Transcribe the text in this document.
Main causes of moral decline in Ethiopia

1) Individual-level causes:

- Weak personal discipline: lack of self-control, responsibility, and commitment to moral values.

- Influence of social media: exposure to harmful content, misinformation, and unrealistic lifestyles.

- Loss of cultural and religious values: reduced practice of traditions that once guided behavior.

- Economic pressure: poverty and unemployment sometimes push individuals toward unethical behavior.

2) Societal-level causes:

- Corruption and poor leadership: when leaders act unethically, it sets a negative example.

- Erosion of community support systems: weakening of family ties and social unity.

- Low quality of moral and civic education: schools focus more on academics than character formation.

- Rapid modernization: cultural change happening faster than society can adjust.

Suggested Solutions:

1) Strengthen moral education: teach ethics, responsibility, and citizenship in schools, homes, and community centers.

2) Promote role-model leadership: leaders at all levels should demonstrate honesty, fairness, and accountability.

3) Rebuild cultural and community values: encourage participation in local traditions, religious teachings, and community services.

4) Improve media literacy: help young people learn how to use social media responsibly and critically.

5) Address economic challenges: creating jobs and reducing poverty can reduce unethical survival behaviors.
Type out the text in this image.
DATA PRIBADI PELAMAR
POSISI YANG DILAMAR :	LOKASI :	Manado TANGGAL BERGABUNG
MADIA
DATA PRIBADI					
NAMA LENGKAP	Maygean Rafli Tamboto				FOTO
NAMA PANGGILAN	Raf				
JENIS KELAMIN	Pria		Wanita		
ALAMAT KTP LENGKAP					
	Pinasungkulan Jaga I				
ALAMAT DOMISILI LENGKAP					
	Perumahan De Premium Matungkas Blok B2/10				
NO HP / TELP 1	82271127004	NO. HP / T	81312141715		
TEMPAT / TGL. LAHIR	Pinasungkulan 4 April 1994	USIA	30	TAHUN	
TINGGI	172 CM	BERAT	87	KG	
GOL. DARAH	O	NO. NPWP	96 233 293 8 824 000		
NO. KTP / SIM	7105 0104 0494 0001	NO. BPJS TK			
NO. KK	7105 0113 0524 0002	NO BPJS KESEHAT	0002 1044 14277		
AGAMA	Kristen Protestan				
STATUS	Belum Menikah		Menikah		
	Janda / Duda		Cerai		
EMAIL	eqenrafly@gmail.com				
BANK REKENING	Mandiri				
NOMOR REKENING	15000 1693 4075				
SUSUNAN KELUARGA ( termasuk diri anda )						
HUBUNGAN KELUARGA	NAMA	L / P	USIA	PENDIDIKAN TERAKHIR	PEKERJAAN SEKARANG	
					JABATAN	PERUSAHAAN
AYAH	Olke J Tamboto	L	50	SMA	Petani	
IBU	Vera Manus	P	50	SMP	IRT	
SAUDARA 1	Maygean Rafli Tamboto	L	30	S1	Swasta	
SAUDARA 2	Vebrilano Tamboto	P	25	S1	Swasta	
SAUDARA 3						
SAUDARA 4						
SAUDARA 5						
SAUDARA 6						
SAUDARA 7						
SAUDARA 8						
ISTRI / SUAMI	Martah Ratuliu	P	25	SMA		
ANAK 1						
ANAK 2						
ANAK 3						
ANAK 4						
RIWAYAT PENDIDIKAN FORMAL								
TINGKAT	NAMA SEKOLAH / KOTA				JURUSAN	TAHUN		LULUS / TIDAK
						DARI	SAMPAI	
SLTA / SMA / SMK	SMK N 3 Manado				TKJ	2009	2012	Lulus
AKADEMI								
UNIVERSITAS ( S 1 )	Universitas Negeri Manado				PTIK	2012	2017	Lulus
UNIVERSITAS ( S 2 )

## What is required
Gather and copy every line of the data in which the string "SAUDARA" is found.

## Written solution
SAUDARA 1	Maygean Rafli Tamboto	L	30	S1	Swasta	
SAUDARA 2	Vebrilano Tamboto	P	25	S1	Swasta	
SAUDARA 3						
SAUDARA 4						
SAUDARA 5						
SAUDARA 6						
SAUDARA 7						
SAUDARA 8						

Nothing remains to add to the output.